Given problem: All entries should be output exactly as they stand.

------------------------------------------------------------

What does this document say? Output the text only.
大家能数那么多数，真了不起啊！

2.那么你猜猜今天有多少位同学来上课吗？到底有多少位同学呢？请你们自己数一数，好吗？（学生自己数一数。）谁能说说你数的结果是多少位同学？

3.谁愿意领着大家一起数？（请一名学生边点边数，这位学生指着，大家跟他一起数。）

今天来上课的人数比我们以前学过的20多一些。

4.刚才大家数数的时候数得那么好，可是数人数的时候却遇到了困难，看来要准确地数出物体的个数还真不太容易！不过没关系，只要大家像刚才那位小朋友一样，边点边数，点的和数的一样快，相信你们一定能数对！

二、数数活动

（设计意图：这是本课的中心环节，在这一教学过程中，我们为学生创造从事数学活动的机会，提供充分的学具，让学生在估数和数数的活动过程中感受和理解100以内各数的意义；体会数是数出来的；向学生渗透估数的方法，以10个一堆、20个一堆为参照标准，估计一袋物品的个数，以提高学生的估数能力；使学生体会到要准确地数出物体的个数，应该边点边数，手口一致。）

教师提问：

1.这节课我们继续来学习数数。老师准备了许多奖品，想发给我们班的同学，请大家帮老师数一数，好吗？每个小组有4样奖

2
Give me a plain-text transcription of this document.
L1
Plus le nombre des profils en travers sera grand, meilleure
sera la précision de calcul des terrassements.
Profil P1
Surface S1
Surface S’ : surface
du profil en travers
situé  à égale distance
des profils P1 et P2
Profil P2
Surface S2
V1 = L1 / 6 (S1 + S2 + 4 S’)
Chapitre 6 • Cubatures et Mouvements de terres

------------------------------------------------------------

Exercise result:
What does this document say? Output the text only.
大家能数那么多数，真了不起啊！

2.那么你猜猜今天有多少位同学来上课吗？到底有多少位同学呢？请你们自己数一数，好吗？（学生自己数一数。）谁能说说你数的结果是多少位同学？

3.谁愿意领着大家一起数？（请一名学生边点边数，这位学生指着，大家跟他一起数。）

今天来上课的人数比我们以前学过的20多一些。

4.刚才大家数数的时候数得那么好，可是数人数的时候却遇到了困难，看来要准确地数出物体的个数还真不太容易！不过没关系，只要大家像刚才那位小朋友一样，边点边数，点的和数的一样快，相信你们一定能数对！

二、数数活动

（设计意图：这是本课的中心环节，在这一教学过程中，我们为学生创造从事数学活动的机会，提供充分的学具，让学生在估数和数数的活动过程中感受和理解100以内各数的意义；体会数是数出来的；向学生渗透估数的方法，以10个一堆、20个一堆为参照标准，估计一袋物品的个数，以提高学生的估数能力；使学生体会到要准确地数出物体的个数，应该边点边数，手口一致。）

教师提问：

1.这节课我们继续来学习数数。老师准备了许多奖品，想发给我们班的同学，请大家帮老师数一数，好吗？每个小组有4样奖

2
Give me a plain-text transcription of this document.
L1
Plus le nombre des profils en travers sera grand, meilleure
sera la précision de calcul des terrassements.
Profil P1
Surface S1
Surface S’ : surface
du profil en travers
situé  à égale distance
des profils P1 et P2
Profil P2
Surface S2
V1 = L1 / 6 (S1 + S2 + 4 S’)
Chapitre 6 • Cubatures et Mouvements de terres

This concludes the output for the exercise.